Only the pictures are left out: repeat the rest of the entries exactly.

####

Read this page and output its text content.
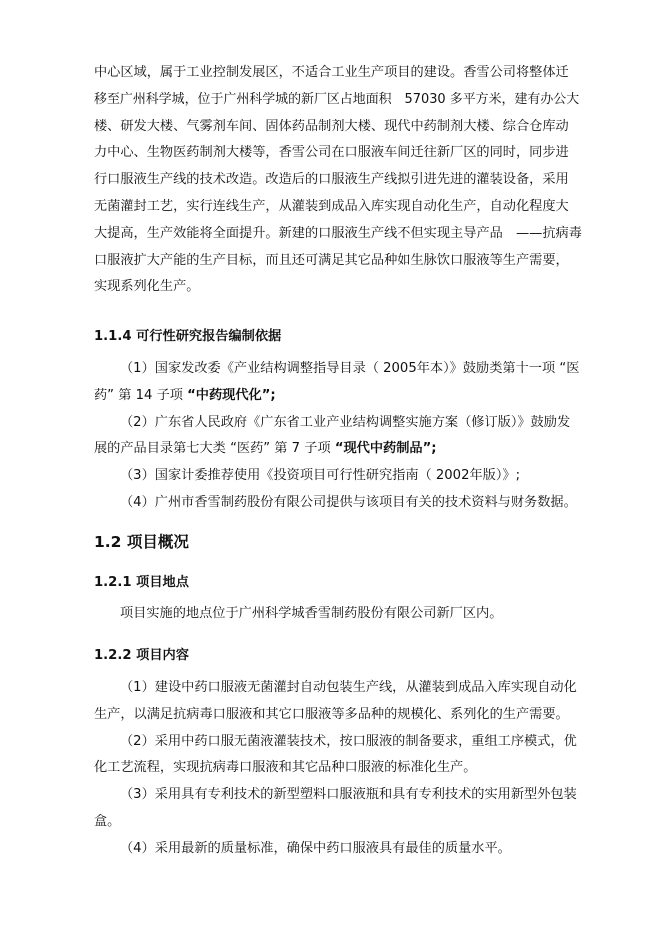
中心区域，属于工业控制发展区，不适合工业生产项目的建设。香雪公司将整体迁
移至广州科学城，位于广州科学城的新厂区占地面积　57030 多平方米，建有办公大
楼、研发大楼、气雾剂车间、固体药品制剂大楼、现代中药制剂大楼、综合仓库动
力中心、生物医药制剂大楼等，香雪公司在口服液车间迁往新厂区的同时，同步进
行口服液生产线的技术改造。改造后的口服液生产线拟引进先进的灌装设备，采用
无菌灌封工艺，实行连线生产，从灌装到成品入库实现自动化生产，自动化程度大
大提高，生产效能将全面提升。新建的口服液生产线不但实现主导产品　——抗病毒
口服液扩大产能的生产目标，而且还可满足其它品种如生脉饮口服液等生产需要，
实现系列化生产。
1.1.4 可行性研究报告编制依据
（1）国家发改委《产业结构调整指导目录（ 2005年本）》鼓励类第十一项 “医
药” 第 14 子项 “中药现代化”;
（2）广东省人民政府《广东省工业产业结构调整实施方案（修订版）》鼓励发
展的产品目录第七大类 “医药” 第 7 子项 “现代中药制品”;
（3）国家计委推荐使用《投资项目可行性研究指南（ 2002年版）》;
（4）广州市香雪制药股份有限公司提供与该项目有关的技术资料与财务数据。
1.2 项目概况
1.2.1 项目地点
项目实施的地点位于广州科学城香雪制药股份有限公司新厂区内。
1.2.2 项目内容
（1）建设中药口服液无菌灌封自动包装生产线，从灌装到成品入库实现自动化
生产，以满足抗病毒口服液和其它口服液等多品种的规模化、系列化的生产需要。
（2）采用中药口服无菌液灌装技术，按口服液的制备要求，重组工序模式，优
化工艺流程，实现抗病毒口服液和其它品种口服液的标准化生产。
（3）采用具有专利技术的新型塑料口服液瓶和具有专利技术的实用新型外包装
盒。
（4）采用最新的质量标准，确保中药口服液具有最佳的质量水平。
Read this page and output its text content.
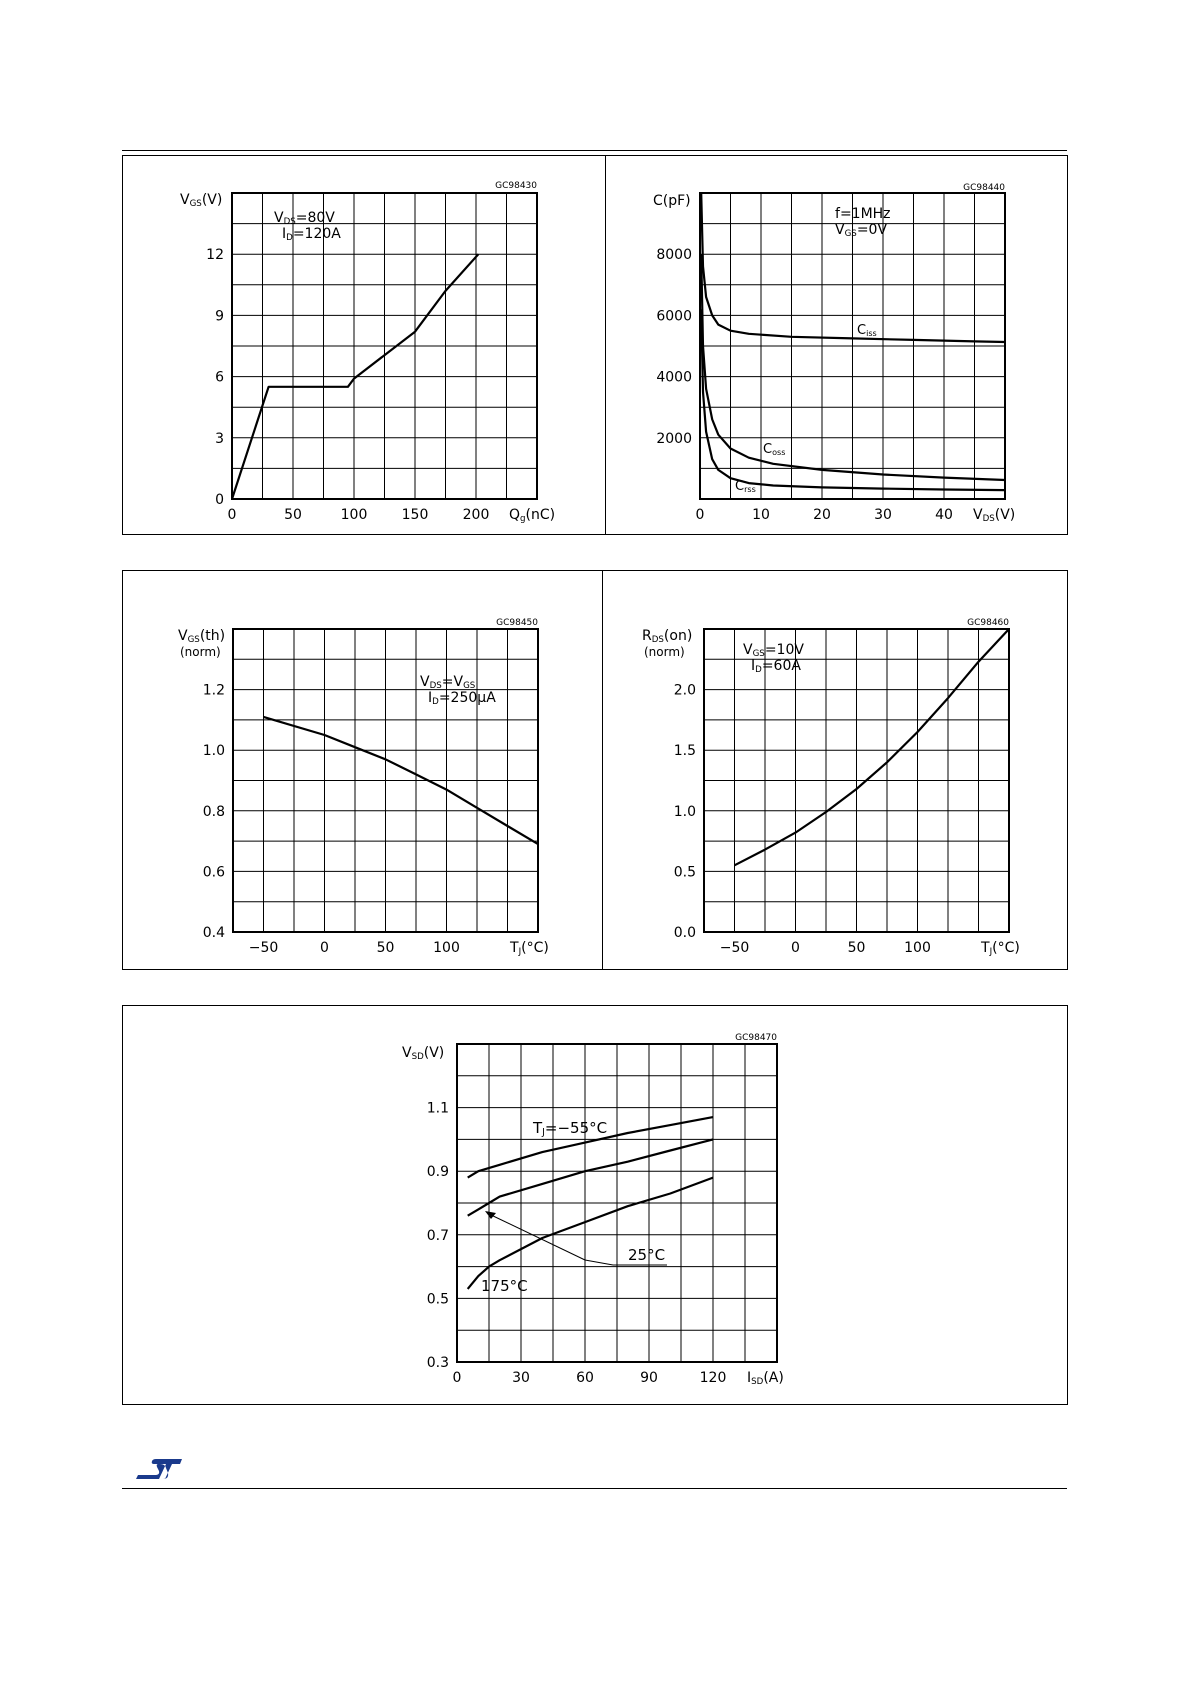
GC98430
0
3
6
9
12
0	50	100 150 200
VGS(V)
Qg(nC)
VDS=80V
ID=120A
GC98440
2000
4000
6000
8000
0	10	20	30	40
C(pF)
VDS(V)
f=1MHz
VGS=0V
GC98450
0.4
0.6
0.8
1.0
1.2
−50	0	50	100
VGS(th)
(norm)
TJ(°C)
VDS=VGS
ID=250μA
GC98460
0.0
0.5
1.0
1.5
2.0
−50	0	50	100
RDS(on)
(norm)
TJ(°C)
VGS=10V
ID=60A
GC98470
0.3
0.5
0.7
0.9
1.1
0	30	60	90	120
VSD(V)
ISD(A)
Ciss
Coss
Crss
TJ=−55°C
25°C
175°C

####

● WRITTEN RESPONSE
Read this page and output its text content.
中心区域，属于工业控制发展区，不适合工业生产项目的建设。香雪公司将整体迁
移至广州科学城，位于广州科学城的新厂区占地面积　57030 多平方米，建有办公大
楼、研发大楼、气雾剂车间、固体药品制剂大楼、现代中药制剂大楼、综合仓库动
力中心、生物医药制剂大楼等，香雪公司在口服液车间迁往新厂区的同时，同步进
行口服液生产线的技术改造。改造后的口服液生产线拟引进先进的灌装设备，采用
无菌灌封工艺，实行连线生产，从灌装到成品入库实现自动化生产，自动化程度大
大提高，生产效能将全面提升。新建的口服液生产线不但实现主导产品　——抗病毒
口服液扩大产能的生产目标，而且还可满足其它品种如生脉饮口服液等生产需要，
实现系列化生产。
1.1.4 可行性研究报告编制依据
（1）国家发改委《产业结构调整指导目录（ 2005年本）》鼓励类第十一项 “医
药” 第 14 子项 “中药现代化”;
（2）广东省人民政府《广东省工业产业结构调整实施方案（修订版）》鼓励发
展的产品目录第七大类 “医药” 第 7 子项 “现代中药制品”;
（3）国家计委推荐使用《投资项目可行性研究指南（ 2002年版）》;
（4）广州市香雪制药股份有限公司提供与该项目有关的技术资料与财务数据。
1.2 项目概况
1.2.1 项目地点
项目实施的地点位于广州科学城香雪制药股份有限公司新厂区内。
1.2.2 项目内容
（1）建设中药口服液无菌灌封自动包装生产线，从灌装到成品入库实现自动化
生产，以满足抗病毒口服液和其它口服液等多品种的规模化、系列化的生产需要。
（2）采用中药口服无菌液灌装技术，按口服液的制备要求，重组工序模式，优
化工艺流程，实现抗病毒口服液和其它品种口服液的标准化生产。
（3）采用具有专利技术的新型塑料口服液瓶和具有专利技术的实用新型外包装
盒。
（4）采用最新的质量标准，确保中药口服液具有最佳的质量水平。
Read this page and output its text content.
GC98430
0
3
6
9
12
0	50	100 150 200
VGS(V)
Qg(nC)
VDS=80V
ID=120A
GC98440
2000
4000
6000
8000
0	10	20	30	40
C(pF)
VDS(V)
f=1MHz
VGS=0V
GC98450
0.4
0.6
0.8
1.0
1.2
−50	0	50	100
VGS(th)
(norm)
TJ(°C)
VDS=VGS
ID=250μA
GC98460
0.0
0.5
1.0
1.5
2.0
−50	0	50	100
RDS(on)
(norm)
TJ(°C)
VGS=10V
ID=60A
GC98470
0.3
0.5
0.7
0.9
1.1
0	30	60	90	120
VSD(V)
ISD(A)
Ciss
Coss
Crss
TJ=−55°C
25°C
175°C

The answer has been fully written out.